WHAT IS EXPECTED: Repeat the listing exactly as given, omitting every image.

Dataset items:
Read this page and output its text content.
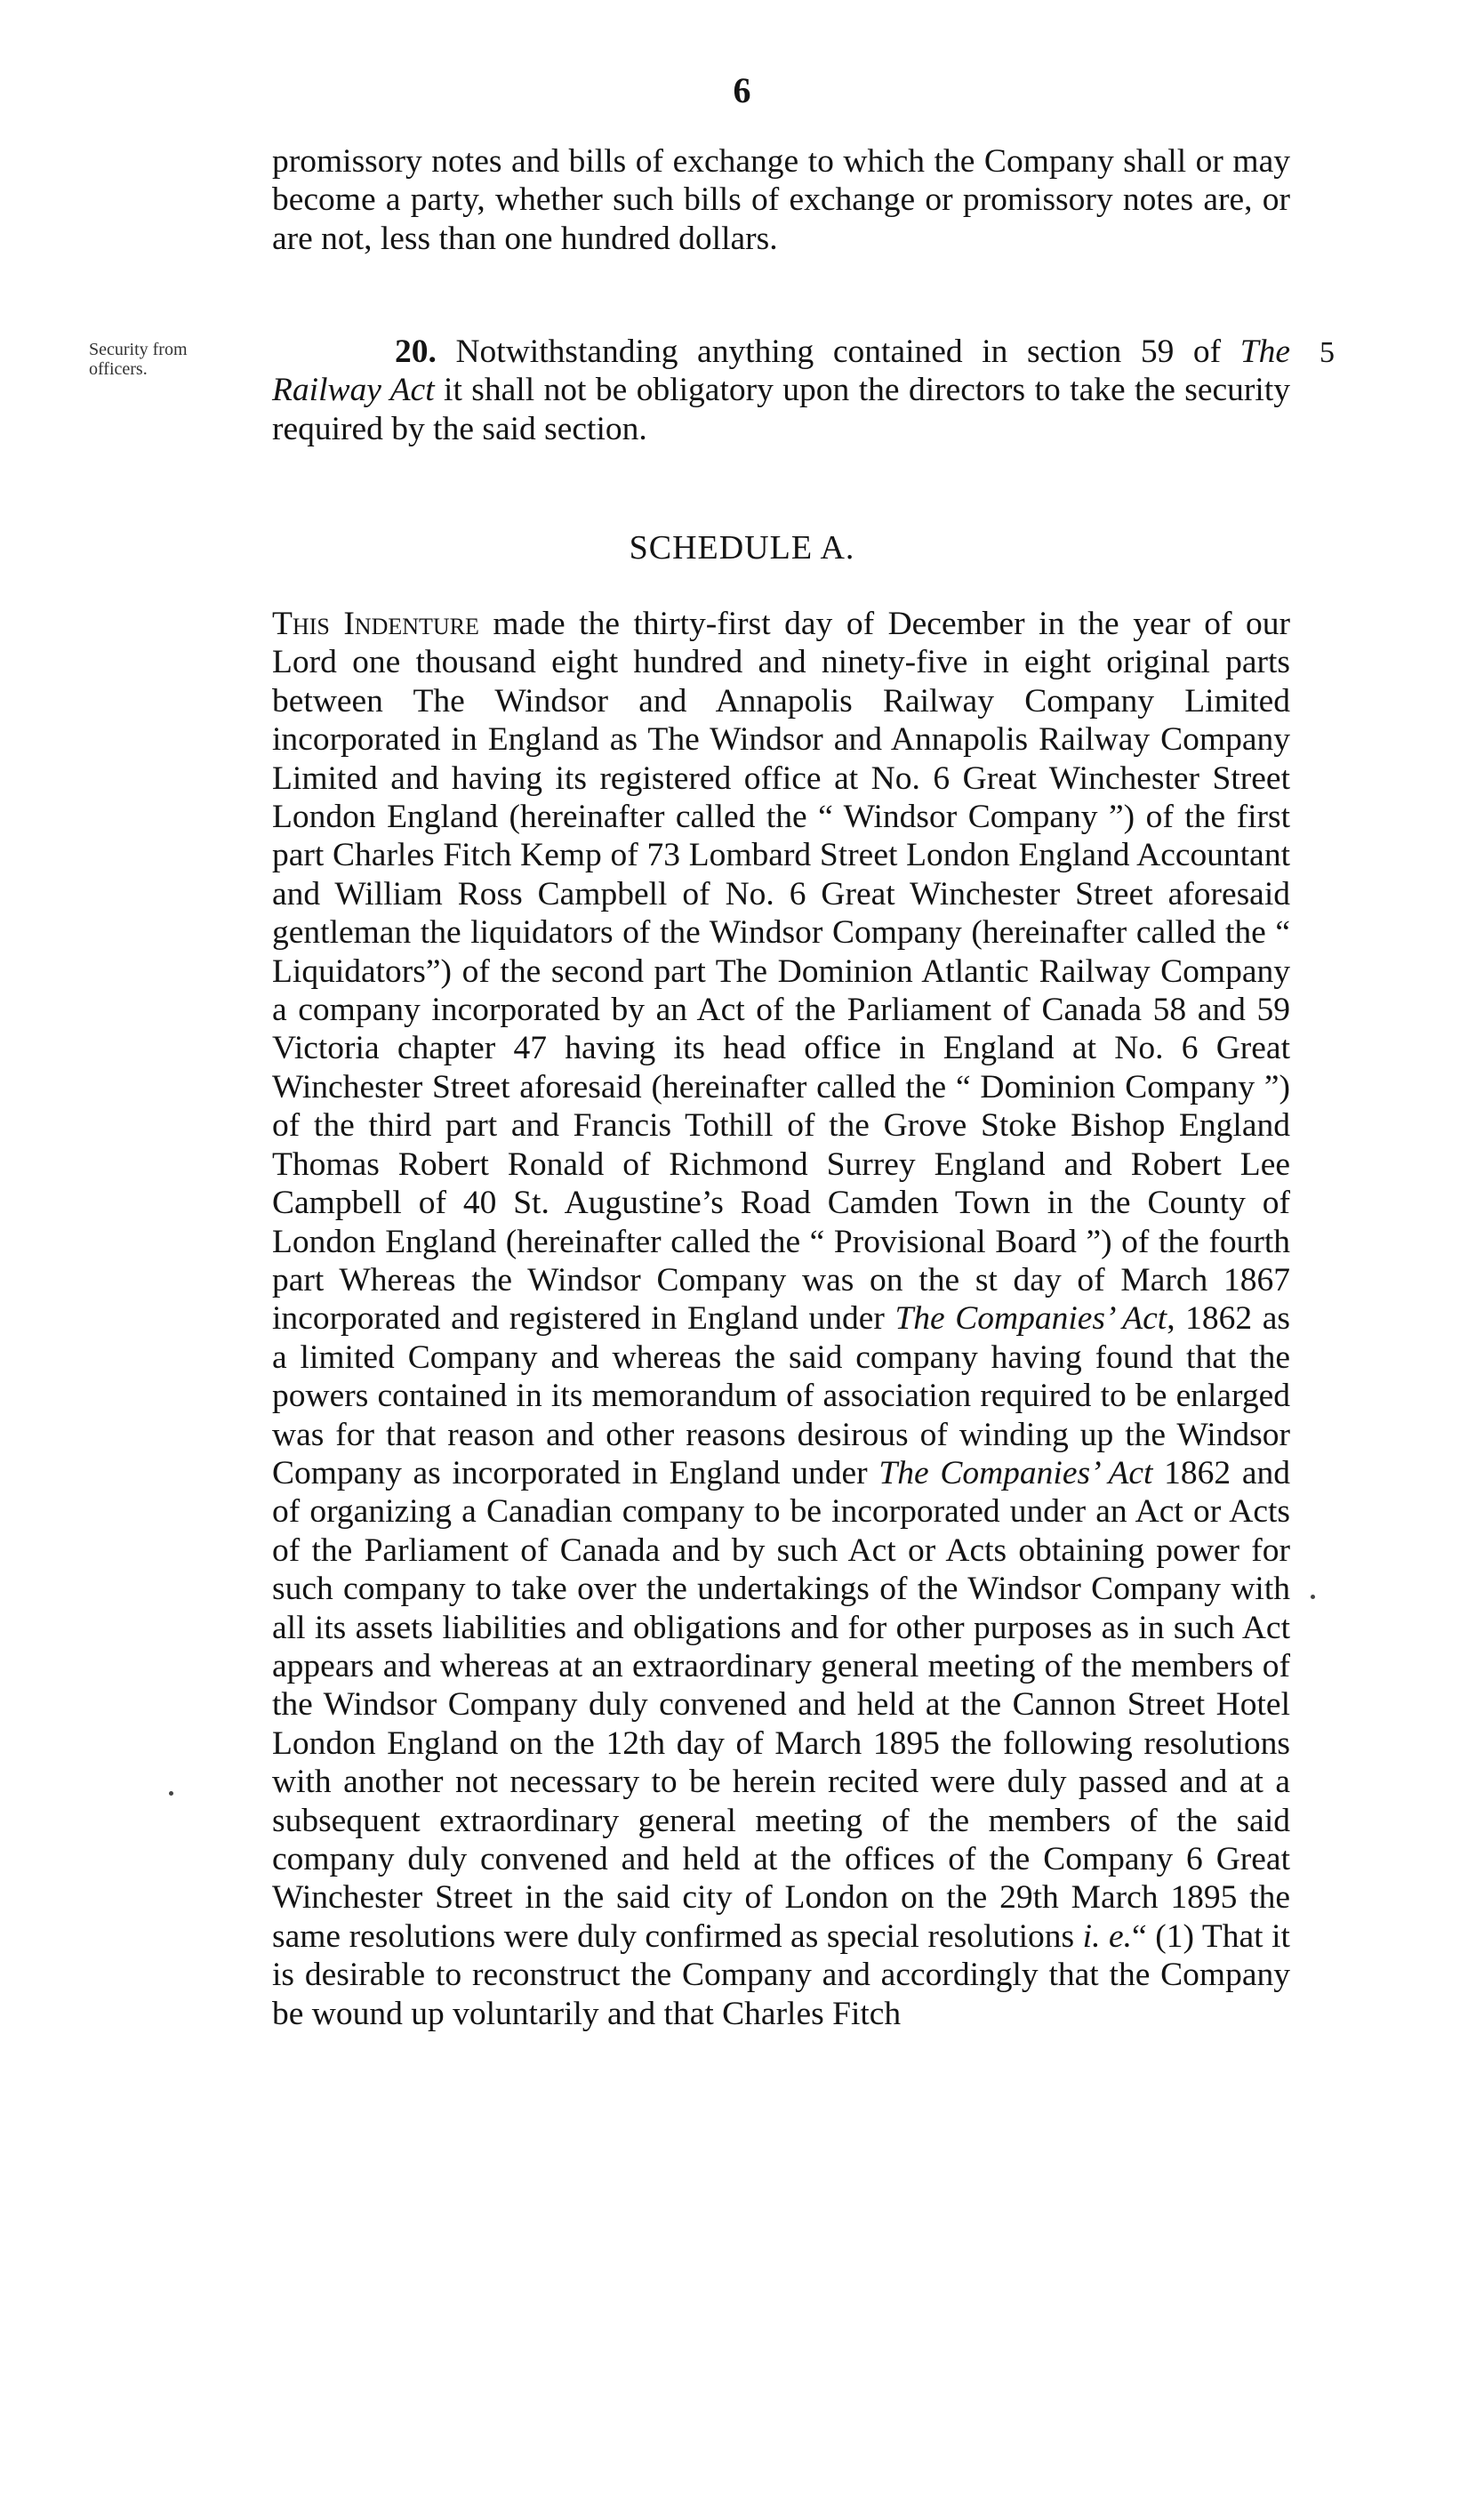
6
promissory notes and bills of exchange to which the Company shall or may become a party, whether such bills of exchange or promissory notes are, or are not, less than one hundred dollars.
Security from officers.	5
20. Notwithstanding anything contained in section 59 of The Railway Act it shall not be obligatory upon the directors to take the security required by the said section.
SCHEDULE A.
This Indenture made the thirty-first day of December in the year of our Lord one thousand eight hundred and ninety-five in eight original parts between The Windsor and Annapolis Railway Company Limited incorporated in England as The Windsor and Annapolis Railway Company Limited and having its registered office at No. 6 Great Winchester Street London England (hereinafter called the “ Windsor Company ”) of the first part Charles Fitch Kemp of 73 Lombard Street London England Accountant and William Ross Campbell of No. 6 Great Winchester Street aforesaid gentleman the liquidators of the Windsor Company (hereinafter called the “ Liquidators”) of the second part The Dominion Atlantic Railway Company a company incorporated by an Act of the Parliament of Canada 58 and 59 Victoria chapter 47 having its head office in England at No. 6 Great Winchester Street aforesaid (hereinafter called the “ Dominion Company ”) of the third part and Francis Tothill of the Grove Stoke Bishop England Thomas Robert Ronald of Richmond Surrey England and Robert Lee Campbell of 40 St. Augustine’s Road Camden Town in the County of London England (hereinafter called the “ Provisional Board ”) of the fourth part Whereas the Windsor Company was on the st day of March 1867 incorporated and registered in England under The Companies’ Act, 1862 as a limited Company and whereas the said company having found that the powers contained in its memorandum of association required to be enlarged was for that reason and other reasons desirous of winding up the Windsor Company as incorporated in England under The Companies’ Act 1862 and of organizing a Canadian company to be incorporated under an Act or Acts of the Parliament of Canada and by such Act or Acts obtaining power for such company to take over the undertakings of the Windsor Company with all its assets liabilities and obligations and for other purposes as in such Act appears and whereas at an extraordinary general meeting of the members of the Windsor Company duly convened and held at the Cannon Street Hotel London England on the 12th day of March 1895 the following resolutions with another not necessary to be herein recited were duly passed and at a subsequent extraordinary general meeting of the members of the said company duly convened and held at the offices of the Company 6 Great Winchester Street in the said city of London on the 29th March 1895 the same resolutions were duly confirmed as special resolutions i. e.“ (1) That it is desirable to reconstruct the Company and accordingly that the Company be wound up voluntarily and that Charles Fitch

ANSWER TO THIS EXERCISE:
Read this page and output its text content.
6
promissory notes and bills of exchange to which the Company shall or may become a party, whether such bills of exchange or promissory notes are, or are not, less than one hundred dollars.
Security from officers.	5
20. Notwithstanding anything contained in section 59 of The Railway Act it shall not be obligatory upon the directors to take the security required by the said section.
SCHEDULE A.
This Indenture made the thirty-first day of December in the year of our Lord one thousand eight hundred and ninety-five in eight original parts between The Windsor and Annapolis Railway Company Limited incorporated in England as The Windsor and Annapolis Railway Company Limited and having its registered office at No. 6 Great Winchester Street London England (hereinafter called the “ Windsor Company ”) of the first part Charles Fitch Kemp of 73 Lombard Street London England Accountant and William Ross Campbell of No. 6 Great Winchester Street aforesaid gentleman the liquidators of the Windsor Company (hereinafter called the “ Liquidators”) of the second part The Dominion Atlantic Railway Company a company incorporated by an Act of the Parliament of Canada 58 and 59 Victoria chapter 47 having its head office in England at No. 6 Great Winchester Street aforesaid (hereinafter called the “ Dominion Company ”) of the third part and Francis Tothill of the Grove Stoke Bishop England Thomas Robert Ronald of Richmond Surrey England and Robert Lee Campbell of 40 St. Augustine’s Road Camden Town in the County of London England (hereinafter called the “ Provisional Board ”) of the fourth part Whereas the Windsor Company was on the st day of March 1867 incorporated and registered in England under The Companies’ Act, 1862 as a limited Company and whereas the said company having found that the powers contained in its memorandum of association required to be enlarged was for that reason and other reasons desirous of winding up the Windsor Company as incorporated in England under The Companies’ Act 1862 and of organizing a Canadian company to be incorporated under an Act or Acts of the Parliament of Canada and by such Act or Acts obtaining power for such company to take over the undertakings of the Windsor Company with all its assets liabilities and obligations and for other purposes as in such Act appears and whereas at an extraordinary general meeting of the members of the Windsor Company duly convened and held at the Cannon Street Hotel London England on the 12th day of March 1895 the following resolutions with another not necessary to be herein recited were duly passed and at a subsequent extraordinary general meeting of the members of the said company duly convened and held at the offices of the Company 6 Great Winchester Street in the said city of London on the 29th March 1895 the same resolutions were duly confirmed as special resolutions i. e.“ (1) That it is desirable to reconstruct the Company and accordingly that the Company be wound up voluntarily and that Charles Fitch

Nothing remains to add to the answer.